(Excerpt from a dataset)
((

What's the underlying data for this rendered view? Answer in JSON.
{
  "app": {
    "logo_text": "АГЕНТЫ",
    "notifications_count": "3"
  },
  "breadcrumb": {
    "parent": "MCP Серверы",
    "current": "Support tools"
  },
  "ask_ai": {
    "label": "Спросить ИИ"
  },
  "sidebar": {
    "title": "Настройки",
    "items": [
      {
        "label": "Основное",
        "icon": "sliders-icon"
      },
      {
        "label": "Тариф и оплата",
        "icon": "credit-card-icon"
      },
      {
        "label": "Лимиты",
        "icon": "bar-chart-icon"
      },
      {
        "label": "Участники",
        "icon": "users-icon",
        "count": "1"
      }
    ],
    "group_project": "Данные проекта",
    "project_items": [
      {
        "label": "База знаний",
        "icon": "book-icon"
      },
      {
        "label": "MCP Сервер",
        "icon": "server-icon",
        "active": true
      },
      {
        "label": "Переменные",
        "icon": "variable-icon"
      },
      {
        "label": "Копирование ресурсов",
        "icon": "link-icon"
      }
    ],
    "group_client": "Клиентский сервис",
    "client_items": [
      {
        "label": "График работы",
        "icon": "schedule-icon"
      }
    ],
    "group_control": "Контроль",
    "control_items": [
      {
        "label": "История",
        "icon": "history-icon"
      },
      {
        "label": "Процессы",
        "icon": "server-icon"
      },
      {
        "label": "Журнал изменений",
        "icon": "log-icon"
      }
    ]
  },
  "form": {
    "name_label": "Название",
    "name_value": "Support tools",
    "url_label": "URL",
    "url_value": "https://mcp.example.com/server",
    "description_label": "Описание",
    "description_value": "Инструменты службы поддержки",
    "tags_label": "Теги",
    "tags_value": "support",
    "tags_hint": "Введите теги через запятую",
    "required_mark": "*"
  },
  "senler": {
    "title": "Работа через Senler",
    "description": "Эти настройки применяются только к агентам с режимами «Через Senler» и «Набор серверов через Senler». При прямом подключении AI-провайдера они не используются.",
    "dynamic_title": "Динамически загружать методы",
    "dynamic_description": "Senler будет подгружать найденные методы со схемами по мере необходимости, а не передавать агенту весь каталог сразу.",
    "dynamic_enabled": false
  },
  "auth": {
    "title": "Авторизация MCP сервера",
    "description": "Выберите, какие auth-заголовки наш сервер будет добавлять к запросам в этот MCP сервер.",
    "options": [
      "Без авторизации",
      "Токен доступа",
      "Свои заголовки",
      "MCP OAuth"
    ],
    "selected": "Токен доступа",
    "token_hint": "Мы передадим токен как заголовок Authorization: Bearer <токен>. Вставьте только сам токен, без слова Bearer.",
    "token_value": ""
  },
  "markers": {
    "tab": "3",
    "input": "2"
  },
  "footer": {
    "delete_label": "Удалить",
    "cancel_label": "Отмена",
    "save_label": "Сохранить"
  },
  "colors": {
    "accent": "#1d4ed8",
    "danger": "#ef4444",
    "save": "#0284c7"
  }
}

))

What you should do: Collect every line with the string "методы" from the records, and copy each.

Task answer:
    "dynamic_title": "Динамически загружать методы",
    "dynamic_description": "Senler будет подгружать найденные методы со схемами по мере необходимости, а не передавать агенту весь каталог сразу.",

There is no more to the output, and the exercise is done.